| Objective |
Look for "tespit" in the listing below. Gather each line that contains it.
====== Provided data
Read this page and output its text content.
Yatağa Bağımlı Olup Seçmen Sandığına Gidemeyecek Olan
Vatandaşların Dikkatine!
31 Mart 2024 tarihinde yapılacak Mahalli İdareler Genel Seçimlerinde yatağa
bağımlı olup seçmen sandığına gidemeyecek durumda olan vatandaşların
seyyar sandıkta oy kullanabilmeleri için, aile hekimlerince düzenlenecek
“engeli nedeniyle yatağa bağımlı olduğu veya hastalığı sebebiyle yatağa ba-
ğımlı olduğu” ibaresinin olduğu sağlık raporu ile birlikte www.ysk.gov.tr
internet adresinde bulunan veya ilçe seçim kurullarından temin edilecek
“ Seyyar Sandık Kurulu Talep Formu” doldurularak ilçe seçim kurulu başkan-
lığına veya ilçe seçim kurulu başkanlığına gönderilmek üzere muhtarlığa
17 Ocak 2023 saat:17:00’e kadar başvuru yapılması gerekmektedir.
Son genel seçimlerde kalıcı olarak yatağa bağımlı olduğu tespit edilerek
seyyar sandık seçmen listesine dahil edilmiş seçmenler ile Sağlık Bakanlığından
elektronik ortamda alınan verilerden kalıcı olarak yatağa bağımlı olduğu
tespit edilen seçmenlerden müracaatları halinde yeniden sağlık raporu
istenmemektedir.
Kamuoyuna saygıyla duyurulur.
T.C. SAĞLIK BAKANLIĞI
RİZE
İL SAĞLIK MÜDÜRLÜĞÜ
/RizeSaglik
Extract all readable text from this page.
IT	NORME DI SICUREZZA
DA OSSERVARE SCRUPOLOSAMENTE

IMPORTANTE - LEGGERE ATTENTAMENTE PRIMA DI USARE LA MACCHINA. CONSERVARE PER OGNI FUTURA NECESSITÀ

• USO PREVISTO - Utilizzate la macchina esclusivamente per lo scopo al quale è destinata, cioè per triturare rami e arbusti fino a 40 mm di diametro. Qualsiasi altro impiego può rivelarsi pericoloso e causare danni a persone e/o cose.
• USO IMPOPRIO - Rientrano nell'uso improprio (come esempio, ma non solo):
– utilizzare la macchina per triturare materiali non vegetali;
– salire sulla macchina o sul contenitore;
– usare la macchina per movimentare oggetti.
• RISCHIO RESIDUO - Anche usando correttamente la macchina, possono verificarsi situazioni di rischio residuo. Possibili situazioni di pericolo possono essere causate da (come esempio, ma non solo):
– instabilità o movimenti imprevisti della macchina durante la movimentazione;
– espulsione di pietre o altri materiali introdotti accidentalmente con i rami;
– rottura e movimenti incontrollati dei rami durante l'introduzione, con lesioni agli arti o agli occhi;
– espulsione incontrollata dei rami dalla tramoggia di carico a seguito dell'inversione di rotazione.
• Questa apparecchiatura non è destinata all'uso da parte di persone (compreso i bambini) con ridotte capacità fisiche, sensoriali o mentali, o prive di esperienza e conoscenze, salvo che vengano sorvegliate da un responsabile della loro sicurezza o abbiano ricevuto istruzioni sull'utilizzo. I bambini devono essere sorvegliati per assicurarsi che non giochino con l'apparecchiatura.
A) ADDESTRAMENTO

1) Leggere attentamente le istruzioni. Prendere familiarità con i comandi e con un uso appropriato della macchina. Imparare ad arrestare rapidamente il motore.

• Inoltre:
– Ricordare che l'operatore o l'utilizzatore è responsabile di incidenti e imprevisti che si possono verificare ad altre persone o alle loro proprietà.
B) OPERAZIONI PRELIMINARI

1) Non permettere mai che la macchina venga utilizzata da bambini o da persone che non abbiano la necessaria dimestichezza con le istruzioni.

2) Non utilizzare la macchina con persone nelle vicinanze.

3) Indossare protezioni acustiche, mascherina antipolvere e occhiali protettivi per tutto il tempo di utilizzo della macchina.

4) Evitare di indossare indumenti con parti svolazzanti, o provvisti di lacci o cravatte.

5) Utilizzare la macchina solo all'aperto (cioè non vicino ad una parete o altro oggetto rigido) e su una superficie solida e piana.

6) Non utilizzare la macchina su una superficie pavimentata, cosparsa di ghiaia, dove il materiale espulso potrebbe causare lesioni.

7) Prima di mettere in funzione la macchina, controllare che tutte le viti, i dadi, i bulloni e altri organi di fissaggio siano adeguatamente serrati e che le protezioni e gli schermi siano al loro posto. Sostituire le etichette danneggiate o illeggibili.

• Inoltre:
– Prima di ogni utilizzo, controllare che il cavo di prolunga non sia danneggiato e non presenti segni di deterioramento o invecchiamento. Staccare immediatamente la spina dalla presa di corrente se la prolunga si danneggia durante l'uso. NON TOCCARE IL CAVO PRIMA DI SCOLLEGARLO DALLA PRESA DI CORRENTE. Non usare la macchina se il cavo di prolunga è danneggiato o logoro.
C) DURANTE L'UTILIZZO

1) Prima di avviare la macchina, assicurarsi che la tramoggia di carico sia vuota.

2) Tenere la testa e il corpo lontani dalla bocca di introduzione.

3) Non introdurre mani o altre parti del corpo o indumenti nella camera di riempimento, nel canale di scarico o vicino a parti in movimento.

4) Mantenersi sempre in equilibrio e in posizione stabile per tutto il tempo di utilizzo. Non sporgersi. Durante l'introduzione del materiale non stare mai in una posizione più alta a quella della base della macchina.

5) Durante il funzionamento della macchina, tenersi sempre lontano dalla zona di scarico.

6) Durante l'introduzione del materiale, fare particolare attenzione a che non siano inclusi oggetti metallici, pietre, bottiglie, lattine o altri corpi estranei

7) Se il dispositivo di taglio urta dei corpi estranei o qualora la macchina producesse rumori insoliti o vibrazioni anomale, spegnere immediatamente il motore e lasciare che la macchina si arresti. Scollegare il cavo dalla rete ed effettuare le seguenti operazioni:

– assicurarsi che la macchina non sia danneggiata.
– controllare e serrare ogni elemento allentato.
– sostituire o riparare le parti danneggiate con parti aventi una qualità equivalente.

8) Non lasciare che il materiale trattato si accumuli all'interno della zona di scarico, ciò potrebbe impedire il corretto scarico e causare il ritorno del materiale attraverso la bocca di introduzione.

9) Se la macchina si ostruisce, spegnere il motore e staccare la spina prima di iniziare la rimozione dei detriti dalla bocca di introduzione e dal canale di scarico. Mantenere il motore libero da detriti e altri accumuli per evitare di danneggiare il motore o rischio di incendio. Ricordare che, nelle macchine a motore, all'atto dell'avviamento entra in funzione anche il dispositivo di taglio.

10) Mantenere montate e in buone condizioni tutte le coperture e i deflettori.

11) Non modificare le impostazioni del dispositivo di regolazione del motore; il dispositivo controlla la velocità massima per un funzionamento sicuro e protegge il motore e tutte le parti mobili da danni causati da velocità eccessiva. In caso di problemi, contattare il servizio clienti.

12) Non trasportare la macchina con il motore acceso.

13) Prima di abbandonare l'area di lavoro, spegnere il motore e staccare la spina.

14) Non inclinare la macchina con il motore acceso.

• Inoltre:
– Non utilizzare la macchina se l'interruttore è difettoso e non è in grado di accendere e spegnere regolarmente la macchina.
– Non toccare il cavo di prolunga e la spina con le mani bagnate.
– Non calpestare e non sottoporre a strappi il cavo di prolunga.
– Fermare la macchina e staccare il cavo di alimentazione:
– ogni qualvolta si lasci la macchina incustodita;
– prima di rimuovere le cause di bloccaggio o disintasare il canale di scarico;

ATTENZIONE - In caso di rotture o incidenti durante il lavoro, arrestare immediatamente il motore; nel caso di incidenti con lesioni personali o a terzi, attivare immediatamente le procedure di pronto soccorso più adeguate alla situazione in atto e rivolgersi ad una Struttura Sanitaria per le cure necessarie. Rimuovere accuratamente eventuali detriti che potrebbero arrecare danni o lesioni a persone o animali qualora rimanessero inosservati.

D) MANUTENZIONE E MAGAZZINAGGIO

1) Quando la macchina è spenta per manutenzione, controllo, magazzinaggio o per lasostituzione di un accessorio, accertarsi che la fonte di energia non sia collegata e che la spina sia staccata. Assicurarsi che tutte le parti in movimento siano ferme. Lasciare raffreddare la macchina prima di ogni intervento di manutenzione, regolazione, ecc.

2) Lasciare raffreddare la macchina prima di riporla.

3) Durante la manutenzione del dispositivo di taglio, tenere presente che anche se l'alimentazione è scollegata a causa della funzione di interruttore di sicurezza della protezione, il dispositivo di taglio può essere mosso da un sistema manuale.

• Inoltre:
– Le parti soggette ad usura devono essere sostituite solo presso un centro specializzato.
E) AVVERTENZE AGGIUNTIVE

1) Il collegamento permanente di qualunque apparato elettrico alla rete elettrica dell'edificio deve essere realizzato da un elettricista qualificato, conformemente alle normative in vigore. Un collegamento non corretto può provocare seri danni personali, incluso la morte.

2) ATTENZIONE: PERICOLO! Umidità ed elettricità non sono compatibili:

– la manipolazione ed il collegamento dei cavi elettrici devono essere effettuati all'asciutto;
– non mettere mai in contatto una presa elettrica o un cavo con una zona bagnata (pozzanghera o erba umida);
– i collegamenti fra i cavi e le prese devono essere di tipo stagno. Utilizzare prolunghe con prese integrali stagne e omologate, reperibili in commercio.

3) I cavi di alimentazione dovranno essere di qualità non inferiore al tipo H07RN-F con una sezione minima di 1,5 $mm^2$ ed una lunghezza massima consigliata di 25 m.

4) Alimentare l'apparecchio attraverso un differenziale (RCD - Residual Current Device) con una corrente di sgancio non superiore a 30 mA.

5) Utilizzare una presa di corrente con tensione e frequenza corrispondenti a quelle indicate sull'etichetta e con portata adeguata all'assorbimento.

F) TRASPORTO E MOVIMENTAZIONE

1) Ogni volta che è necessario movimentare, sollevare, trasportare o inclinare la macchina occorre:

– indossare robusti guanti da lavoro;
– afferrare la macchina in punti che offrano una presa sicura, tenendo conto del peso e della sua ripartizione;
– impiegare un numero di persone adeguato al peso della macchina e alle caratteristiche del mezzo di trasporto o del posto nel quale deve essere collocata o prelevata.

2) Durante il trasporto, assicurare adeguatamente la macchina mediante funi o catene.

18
============
| Solution to the problem |
Son genel seçimlerde kalıcı olarak yatağa bağımlı olduğu tespit edilerek
tespit edilen seçmenlerden müracaatları halinde yeniden sağlık raporu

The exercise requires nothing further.